Work required ▸ In the listing below, locate the lines that hold "benchmark" and copy them.

Records ▸
-=-=-

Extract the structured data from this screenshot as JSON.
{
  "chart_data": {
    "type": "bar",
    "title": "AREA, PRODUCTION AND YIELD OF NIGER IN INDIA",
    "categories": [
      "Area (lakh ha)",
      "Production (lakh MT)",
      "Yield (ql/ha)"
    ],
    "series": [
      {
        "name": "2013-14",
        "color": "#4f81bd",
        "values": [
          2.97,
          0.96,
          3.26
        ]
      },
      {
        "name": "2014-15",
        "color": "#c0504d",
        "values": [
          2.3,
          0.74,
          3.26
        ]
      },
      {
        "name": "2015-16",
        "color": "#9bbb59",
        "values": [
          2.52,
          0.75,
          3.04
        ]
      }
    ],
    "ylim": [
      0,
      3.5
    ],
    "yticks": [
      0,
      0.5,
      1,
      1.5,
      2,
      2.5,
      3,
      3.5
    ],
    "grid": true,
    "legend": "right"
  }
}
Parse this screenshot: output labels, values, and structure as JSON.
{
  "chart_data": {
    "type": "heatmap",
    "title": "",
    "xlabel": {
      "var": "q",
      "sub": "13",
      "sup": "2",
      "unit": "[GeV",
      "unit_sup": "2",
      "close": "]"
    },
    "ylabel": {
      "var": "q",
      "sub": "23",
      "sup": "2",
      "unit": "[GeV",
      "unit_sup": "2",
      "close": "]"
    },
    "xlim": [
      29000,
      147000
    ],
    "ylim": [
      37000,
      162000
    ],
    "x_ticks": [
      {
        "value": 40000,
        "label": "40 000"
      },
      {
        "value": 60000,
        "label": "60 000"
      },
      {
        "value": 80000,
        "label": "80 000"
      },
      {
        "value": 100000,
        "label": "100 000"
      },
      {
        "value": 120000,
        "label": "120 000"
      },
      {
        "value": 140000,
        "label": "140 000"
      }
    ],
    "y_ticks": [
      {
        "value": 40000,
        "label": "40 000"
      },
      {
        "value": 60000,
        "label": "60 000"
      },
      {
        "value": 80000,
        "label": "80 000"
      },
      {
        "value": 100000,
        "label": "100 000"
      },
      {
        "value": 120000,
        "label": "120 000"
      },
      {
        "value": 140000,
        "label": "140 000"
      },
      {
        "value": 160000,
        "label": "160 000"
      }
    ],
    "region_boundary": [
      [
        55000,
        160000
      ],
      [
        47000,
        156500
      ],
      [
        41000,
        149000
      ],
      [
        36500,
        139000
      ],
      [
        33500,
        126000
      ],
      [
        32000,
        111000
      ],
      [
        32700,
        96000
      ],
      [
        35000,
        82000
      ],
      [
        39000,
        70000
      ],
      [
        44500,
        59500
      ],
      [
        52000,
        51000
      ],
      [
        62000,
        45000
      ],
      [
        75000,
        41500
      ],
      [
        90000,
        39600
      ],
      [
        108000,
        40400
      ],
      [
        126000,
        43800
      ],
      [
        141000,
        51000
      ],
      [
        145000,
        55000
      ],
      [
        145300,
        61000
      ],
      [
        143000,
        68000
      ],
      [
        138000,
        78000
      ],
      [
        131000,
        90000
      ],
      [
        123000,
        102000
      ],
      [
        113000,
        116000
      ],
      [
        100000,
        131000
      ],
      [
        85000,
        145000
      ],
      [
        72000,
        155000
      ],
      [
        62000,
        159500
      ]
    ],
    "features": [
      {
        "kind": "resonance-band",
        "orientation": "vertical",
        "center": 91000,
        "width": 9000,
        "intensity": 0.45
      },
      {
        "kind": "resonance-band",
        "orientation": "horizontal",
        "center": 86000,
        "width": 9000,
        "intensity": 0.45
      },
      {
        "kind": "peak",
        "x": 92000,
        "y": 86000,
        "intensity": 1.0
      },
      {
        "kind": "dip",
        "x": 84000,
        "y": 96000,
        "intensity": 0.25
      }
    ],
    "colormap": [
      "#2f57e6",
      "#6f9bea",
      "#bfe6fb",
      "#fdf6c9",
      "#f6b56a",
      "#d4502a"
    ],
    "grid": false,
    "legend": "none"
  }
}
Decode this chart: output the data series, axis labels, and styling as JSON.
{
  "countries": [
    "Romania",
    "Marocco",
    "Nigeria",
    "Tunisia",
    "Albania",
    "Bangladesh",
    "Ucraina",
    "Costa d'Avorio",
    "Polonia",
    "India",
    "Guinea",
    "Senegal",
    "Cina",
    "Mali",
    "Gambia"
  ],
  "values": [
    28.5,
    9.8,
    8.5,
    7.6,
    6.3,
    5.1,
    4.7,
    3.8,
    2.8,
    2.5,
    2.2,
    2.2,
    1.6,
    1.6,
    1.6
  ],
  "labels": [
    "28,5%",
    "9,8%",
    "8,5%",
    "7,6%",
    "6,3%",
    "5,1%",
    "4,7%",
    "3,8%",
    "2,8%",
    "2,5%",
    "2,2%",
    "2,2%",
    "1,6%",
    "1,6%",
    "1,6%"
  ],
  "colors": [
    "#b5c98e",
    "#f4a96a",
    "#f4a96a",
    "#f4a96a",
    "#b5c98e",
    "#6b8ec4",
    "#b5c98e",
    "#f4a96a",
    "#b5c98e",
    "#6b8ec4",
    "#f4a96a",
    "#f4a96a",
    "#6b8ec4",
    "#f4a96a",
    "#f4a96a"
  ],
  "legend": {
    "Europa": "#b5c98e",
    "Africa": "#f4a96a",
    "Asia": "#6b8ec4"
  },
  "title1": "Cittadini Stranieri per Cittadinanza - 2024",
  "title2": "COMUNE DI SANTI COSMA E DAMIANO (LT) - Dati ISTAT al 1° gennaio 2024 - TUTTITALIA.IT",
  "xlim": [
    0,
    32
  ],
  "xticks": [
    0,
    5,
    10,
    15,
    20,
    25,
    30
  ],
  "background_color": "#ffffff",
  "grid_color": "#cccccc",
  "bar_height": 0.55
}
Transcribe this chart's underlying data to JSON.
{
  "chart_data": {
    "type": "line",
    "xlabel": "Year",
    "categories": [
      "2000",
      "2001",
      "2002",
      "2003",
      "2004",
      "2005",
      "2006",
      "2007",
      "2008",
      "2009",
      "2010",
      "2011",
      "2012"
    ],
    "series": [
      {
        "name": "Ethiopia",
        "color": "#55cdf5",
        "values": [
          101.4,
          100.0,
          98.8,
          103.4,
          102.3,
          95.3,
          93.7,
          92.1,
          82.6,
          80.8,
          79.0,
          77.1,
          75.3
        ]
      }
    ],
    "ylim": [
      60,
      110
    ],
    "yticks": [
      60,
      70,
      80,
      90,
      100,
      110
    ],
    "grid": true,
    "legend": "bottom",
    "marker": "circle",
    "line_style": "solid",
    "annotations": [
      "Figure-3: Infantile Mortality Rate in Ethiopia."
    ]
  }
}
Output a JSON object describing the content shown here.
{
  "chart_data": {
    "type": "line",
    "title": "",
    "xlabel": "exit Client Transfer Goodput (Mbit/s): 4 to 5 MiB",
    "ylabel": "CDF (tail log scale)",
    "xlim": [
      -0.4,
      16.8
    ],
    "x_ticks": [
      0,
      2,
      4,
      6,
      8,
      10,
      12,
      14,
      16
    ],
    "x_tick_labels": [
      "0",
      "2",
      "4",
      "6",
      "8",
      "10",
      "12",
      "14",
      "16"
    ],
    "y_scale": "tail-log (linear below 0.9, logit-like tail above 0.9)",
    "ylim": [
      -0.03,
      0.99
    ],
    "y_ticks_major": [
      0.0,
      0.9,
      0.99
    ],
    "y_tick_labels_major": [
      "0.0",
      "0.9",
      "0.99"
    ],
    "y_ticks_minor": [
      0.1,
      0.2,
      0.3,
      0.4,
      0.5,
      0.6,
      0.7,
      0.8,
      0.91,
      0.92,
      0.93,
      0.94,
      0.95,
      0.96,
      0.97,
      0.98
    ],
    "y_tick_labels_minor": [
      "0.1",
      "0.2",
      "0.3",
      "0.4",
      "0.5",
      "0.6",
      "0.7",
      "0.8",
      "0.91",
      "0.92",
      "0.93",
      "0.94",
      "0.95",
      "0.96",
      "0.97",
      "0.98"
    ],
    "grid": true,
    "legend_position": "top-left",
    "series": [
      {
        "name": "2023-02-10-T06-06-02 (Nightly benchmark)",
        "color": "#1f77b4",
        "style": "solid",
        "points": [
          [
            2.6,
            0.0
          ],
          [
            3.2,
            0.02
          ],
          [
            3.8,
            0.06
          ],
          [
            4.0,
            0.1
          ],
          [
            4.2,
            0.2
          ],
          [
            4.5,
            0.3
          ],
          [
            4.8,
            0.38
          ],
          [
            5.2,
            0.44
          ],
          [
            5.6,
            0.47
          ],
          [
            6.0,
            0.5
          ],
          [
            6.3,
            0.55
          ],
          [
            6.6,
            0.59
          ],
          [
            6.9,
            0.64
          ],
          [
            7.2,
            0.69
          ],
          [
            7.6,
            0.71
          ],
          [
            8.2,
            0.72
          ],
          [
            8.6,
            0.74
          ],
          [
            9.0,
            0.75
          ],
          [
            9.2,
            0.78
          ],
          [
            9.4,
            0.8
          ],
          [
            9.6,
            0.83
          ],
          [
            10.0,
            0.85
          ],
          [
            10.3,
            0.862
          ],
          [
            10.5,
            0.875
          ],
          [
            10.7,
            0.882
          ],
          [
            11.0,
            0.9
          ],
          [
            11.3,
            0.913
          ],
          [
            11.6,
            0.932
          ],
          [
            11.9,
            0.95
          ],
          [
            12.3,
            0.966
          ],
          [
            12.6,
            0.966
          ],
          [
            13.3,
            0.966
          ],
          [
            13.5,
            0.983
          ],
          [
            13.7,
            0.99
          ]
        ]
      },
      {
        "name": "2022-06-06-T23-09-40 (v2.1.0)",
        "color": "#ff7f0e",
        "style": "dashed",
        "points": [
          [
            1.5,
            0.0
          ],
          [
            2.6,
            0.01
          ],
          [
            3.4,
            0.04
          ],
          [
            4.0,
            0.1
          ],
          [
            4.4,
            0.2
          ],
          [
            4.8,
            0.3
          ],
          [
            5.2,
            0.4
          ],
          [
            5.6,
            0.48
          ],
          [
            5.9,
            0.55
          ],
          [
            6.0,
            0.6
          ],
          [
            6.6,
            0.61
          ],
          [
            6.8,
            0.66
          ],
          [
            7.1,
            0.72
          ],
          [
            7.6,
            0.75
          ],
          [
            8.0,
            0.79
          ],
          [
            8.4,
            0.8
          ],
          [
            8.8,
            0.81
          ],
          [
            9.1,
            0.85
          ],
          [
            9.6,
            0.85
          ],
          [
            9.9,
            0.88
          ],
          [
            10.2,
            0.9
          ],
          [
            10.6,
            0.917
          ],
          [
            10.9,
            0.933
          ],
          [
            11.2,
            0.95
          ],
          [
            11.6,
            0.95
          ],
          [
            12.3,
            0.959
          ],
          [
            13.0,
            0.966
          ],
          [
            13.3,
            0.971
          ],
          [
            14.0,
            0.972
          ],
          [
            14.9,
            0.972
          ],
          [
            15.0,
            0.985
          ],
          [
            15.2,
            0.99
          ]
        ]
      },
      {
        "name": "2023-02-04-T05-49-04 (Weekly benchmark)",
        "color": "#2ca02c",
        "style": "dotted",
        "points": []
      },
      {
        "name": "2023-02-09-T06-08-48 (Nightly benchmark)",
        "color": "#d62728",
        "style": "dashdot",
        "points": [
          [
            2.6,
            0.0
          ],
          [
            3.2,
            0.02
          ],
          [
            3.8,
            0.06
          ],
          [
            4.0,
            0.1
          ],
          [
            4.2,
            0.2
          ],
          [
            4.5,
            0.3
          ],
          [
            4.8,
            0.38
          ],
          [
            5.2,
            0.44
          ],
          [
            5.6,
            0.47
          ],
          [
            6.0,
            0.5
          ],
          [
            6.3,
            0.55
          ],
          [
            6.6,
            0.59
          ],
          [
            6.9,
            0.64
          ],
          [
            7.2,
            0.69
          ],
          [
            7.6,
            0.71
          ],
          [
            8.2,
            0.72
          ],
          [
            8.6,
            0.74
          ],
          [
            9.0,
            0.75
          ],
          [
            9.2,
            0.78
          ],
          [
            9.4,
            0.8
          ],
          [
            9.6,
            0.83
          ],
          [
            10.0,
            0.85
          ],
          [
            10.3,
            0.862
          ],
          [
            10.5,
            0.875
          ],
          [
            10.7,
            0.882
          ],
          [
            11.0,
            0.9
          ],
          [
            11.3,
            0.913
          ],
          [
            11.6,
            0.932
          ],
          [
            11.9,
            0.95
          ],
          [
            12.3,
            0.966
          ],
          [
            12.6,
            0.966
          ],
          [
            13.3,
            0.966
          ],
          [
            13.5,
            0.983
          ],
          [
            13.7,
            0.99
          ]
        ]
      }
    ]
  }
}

-=-=-

Worked solution ▸
        "name": "2023-02-10-T06-06-02 (Nightly benchmark)",
        "name": "2023-02-04-T05-49-04 (Weekly benchmark)",
        "name": "2023-02-09-T06-08-48 (Nightly benchmark)",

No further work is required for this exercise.